── Data listing ──
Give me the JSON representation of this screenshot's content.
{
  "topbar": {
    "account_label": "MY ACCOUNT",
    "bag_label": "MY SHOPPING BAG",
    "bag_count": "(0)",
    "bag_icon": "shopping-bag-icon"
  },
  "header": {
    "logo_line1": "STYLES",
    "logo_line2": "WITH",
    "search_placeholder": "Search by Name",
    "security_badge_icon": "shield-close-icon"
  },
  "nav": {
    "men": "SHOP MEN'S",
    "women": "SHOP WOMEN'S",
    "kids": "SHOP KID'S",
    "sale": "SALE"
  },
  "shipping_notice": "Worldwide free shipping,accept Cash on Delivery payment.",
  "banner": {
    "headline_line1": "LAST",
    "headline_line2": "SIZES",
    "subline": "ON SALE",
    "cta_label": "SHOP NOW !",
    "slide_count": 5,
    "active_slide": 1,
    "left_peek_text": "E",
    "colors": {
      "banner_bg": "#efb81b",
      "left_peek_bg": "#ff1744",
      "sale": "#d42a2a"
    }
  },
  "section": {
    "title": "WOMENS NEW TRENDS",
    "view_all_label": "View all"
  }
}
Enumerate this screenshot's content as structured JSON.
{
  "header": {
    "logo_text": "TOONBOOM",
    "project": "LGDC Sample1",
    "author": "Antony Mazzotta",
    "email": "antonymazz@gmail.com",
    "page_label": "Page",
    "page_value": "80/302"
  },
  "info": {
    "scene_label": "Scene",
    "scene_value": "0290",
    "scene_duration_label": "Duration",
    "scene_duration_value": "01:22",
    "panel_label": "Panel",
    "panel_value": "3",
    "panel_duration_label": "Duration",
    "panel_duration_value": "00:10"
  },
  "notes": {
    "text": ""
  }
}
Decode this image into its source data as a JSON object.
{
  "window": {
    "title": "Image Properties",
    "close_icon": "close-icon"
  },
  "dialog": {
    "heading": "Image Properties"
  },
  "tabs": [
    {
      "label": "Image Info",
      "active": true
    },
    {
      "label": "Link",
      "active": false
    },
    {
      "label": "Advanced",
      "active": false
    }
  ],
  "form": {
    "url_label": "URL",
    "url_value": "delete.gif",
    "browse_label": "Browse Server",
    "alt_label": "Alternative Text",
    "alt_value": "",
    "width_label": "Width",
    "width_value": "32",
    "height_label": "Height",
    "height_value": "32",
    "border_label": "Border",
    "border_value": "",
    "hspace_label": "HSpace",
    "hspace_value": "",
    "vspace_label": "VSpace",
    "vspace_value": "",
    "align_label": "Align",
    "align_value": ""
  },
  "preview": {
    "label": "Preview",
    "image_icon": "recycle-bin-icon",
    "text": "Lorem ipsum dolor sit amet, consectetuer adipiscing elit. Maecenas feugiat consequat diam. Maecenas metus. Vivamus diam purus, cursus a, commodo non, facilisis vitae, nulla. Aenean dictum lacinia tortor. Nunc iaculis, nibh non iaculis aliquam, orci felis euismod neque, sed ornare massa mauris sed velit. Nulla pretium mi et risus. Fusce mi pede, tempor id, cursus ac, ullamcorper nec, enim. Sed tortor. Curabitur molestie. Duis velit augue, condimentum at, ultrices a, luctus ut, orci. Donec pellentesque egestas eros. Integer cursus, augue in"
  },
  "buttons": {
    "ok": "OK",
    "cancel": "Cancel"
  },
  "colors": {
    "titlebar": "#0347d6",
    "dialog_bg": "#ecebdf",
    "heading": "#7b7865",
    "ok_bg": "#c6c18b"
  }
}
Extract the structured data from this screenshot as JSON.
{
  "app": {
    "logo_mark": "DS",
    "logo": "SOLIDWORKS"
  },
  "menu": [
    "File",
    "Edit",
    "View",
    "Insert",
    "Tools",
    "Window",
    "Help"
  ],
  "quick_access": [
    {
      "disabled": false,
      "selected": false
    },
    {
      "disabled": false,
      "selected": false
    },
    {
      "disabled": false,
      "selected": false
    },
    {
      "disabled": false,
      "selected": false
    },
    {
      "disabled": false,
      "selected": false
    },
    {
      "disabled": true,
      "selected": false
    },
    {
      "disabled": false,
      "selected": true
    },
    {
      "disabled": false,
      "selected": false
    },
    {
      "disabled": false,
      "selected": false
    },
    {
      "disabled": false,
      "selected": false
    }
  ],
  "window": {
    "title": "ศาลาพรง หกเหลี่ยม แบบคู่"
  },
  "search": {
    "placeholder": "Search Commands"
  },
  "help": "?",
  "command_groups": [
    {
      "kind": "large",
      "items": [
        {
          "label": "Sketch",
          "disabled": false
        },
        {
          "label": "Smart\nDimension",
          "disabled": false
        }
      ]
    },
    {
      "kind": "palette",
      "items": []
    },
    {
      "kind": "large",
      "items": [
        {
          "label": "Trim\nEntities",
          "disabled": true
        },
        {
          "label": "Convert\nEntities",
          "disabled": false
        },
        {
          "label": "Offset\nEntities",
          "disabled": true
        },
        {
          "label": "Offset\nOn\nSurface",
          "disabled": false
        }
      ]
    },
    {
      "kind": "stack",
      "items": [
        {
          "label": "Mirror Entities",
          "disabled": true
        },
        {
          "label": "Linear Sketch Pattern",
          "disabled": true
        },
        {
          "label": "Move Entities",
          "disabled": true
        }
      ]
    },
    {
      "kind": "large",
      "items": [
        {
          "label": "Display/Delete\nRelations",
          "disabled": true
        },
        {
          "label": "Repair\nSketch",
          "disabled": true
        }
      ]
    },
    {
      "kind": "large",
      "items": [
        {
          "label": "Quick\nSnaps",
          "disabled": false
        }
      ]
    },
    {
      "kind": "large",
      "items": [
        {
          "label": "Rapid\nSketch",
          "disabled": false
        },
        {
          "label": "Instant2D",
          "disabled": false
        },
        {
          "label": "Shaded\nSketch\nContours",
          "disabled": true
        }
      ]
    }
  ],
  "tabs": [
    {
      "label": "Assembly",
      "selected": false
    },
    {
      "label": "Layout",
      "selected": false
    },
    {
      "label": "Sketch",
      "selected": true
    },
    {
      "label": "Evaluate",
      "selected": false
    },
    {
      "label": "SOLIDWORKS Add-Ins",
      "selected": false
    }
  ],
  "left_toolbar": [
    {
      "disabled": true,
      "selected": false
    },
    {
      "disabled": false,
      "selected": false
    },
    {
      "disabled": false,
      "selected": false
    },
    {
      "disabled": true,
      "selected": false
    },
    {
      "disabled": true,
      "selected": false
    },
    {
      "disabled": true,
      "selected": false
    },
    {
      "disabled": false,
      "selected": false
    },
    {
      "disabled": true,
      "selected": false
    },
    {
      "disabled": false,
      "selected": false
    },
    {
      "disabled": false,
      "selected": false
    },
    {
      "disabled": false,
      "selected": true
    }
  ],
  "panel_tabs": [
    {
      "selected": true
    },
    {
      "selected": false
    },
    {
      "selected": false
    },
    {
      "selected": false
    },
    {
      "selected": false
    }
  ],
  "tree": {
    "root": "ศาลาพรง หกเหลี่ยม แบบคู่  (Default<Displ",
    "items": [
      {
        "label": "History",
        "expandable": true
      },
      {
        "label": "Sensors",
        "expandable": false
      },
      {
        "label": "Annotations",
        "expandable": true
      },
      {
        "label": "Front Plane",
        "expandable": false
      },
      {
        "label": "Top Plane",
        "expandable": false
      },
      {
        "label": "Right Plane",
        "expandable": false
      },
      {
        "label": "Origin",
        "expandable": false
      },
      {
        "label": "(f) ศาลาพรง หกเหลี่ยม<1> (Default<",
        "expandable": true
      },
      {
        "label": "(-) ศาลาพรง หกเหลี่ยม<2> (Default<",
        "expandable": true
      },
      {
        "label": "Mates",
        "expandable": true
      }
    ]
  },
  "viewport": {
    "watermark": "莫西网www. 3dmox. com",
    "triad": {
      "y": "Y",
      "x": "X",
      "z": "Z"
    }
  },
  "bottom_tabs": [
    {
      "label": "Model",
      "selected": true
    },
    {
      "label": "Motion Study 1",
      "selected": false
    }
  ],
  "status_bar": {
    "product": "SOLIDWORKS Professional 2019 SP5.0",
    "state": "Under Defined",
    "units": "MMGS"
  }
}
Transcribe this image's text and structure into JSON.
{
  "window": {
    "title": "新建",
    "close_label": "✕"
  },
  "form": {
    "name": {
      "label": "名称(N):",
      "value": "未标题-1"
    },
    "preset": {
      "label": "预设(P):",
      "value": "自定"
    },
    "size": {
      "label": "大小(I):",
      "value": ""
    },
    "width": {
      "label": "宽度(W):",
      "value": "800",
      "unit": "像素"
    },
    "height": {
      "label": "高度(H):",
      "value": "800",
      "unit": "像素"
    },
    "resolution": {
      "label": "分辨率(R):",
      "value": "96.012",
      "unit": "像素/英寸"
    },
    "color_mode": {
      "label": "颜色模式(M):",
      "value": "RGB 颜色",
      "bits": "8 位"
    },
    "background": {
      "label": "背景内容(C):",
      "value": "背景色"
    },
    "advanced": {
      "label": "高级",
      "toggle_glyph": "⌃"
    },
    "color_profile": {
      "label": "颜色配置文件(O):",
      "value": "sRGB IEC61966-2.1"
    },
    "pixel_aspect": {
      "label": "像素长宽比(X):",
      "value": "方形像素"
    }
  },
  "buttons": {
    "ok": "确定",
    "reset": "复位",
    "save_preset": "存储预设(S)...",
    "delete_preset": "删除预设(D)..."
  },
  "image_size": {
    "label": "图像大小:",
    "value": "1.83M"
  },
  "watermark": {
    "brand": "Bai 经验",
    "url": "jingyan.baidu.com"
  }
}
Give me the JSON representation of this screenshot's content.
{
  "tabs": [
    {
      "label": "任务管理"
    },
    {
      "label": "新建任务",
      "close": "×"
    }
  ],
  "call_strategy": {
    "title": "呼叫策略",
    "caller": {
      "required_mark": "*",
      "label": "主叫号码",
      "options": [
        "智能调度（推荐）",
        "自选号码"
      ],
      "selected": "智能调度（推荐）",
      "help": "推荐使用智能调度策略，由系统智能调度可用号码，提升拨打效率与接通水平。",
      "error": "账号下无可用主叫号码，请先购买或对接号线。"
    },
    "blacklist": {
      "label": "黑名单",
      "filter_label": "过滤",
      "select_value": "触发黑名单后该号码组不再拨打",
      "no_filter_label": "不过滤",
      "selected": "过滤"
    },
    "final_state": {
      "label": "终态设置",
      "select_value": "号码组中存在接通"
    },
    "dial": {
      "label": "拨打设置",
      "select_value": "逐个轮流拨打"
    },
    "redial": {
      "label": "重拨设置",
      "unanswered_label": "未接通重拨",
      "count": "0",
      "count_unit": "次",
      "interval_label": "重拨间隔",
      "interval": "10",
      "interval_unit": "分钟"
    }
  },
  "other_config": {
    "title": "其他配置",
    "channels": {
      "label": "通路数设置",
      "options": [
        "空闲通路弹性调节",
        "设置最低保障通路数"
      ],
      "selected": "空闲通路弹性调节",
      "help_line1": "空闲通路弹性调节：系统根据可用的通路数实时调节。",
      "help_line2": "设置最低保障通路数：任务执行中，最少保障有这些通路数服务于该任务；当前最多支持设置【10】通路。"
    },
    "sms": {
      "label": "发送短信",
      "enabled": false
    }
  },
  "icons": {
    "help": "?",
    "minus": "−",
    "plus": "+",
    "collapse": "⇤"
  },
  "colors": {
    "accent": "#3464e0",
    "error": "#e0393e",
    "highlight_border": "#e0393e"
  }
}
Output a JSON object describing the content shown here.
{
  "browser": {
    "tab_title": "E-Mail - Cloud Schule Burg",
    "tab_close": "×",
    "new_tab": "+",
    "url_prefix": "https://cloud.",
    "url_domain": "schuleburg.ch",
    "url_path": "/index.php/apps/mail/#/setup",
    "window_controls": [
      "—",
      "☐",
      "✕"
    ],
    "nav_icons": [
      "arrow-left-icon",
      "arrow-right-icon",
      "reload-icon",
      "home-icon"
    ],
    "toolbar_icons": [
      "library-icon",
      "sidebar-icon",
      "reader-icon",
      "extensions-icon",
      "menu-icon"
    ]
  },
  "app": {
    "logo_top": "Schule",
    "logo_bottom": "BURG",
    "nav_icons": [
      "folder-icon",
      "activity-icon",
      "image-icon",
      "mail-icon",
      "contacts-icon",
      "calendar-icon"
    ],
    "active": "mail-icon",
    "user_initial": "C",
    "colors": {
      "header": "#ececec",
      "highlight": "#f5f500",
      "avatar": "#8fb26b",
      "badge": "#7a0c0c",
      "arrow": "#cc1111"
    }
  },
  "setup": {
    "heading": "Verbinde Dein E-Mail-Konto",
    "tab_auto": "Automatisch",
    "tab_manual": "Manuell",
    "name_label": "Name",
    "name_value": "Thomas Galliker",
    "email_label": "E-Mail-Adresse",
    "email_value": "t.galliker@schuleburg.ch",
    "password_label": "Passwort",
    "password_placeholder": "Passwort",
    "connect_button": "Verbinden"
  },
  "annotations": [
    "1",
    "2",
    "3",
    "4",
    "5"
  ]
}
───
* Direction *
Search the listing for the word "Default". Copy every line in which it occurs.

* Reply *
    "root": "ศาลาพรง หกเหลี่ยม แบบคู่  (Default<Displ",
        "label": "(f) ศาลาพรง หกเหลี่ยม<1> (Default<",
        "label": "(-) ศาลาพรง หกเหลี่ยม<2> (Default<",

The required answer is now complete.